Short exercise: Determine which lines of the records include the word "Tennessee", and copy them.
== == ==
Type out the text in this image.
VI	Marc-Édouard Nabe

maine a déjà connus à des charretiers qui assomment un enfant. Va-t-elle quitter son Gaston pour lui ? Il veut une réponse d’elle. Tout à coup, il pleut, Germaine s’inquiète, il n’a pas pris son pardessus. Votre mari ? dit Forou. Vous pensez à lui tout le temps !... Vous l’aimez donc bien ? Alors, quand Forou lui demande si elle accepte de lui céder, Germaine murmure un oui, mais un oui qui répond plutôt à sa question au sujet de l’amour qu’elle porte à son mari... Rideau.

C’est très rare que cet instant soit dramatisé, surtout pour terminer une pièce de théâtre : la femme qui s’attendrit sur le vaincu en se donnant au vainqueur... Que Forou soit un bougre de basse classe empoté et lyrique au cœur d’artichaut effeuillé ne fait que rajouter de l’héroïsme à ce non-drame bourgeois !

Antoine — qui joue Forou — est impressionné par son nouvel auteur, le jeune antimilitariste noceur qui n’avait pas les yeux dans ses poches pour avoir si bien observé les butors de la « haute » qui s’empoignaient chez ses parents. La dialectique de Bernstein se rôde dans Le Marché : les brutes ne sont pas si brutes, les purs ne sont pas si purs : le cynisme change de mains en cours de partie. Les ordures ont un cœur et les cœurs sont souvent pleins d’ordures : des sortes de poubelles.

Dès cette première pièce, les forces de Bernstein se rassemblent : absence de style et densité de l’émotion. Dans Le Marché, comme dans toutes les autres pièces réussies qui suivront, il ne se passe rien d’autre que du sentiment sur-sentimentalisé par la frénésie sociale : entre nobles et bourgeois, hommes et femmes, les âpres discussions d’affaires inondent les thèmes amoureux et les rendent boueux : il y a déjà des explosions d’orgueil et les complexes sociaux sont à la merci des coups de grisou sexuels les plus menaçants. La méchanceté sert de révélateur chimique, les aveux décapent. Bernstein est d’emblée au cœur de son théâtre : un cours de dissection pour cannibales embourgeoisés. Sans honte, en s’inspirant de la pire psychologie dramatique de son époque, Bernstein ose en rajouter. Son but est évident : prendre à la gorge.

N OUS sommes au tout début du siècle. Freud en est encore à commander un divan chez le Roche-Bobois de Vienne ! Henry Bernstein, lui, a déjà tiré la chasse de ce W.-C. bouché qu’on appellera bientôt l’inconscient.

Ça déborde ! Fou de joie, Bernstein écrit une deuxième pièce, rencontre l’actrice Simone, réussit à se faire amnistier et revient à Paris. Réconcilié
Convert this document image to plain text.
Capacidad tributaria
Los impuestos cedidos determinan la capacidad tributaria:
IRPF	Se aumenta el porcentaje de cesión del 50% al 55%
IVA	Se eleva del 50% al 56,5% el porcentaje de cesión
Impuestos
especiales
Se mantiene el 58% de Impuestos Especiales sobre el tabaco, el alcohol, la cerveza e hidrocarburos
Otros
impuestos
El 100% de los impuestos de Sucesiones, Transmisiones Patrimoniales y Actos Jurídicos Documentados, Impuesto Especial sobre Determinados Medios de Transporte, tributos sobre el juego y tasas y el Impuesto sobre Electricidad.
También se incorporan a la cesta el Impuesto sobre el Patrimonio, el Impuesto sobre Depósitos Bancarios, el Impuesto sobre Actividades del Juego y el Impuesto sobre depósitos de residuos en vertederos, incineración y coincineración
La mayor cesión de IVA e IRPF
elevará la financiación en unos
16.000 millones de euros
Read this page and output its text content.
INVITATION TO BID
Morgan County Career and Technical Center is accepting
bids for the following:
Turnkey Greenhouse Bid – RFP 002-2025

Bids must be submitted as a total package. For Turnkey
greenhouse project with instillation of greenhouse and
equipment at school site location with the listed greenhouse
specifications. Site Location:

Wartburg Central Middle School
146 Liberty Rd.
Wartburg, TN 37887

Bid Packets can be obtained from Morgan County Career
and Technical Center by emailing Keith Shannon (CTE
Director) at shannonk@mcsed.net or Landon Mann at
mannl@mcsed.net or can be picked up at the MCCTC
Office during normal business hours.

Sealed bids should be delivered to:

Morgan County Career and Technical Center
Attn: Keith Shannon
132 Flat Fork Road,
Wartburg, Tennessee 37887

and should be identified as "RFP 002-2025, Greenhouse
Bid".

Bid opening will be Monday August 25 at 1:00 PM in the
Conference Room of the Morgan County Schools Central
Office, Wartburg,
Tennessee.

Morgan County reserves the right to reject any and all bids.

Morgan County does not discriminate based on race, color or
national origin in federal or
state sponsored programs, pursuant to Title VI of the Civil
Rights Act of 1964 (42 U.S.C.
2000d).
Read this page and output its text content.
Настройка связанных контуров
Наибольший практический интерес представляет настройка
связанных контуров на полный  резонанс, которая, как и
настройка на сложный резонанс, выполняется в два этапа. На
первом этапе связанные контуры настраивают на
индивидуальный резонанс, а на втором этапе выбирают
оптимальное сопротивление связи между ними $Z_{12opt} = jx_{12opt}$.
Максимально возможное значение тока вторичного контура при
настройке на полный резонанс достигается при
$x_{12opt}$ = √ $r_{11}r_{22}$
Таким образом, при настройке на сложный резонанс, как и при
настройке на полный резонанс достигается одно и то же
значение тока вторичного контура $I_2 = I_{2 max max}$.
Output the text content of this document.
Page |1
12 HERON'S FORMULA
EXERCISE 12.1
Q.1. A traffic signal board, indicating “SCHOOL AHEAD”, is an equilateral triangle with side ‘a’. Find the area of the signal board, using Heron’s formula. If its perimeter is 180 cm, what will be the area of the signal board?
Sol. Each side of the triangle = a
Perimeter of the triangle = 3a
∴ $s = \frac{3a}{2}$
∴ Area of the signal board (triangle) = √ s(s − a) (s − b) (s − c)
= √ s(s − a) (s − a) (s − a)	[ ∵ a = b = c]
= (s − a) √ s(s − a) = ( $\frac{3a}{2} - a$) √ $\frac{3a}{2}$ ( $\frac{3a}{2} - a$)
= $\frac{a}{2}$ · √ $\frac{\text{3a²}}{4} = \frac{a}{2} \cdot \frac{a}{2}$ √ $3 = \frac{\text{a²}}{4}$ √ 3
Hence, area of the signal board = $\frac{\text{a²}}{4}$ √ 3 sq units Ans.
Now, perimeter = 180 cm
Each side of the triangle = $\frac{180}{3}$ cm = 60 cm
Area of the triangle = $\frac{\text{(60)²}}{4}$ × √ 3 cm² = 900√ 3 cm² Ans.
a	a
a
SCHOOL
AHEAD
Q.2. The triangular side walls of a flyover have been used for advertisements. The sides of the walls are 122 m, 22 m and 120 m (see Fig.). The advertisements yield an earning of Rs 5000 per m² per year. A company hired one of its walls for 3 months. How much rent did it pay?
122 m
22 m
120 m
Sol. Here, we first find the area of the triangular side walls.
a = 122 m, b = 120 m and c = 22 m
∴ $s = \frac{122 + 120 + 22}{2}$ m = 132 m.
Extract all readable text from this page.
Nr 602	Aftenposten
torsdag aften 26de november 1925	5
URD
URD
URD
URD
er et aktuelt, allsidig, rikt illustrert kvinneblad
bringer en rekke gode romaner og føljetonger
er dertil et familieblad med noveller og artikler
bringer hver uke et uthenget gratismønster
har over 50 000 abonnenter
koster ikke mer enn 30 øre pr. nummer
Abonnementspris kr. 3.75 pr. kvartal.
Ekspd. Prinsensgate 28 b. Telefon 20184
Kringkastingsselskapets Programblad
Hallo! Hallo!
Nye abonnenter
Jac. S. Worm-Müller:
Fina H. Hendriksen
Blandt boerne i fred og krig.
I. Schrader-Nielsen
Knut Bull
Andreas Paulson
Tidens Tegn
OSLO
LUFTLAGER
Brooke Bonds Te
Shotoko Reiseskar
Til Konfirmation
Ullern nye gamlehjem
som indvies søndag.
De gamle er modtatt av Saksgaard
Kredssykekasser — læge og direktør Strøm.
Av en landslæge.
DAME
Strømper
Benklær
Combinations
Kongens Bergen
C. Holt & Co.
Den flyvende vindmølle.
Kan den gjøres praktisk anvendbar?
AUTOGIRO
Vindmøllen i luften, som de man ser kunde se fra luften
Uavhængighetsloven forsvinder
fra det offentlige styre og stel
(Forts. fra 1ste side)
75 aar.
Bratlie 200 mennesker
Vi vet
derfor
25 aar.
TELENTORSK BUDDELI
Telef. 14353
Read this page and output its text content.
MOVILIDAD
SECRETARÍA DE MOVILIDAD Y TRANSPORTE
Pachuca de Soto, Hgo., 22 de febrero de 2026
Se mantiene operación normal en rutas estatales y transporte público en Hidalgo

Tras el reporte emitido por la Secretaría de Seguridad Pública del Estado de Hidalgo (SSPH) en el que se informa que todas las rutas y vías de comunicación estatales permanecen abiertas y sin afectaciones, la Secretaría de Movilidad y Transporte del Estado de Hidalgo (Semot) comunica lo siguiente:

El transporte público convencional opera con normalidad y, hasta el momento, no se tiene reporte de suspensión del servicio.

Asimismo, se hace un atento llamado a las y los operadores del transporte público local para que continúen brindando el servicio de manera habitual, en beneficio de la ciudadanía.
== == ==
Solution to the problem:
Wartburg, Tennessee 37887
Tennessee.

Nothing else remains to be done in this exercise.